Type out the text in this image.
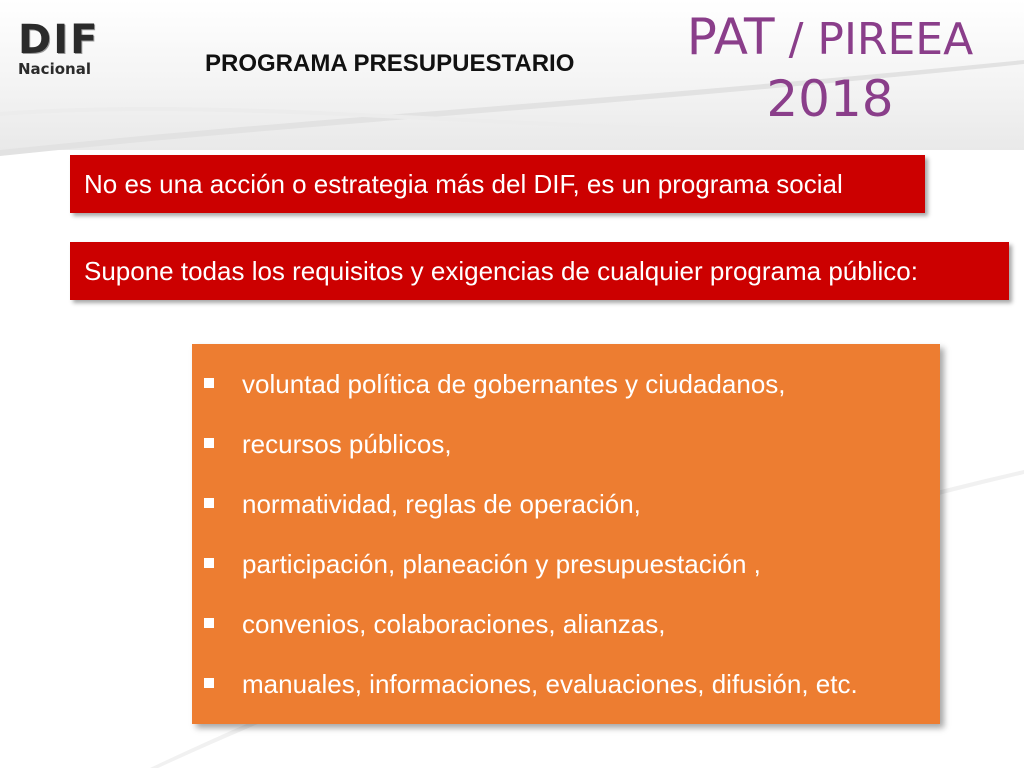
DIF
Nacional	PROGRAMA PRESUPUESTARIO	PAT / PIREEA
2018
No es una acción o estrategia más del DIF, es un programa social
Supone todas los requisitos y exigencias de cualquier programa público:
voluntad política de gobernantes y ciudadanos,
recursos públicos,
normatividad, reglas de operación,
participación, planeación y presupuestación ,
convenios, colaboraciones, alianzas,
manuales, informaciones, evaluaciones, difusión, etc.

◆ **Task**
Are you able to set down all the lines above exactly, without any pictures?

◆ **Final result**
Type out the text in this image.
DIF
Nacional	PROGRAMA PRESUPUESTARIO	PAT / PIREEA
2018
No es una acción o estrategia más del DIF, es un programa social
Supone todas los requisitos y exigencias de cualquier programa público:
voluntad política de gobernantes y ciudadanos,
recursos públicos,
normatividad, reglas de operación,
participación, planeación y presupuestación ,
convenios, colaboraciones, alianzas,
manuales, informaciones, evaluaciones, difusión, etc.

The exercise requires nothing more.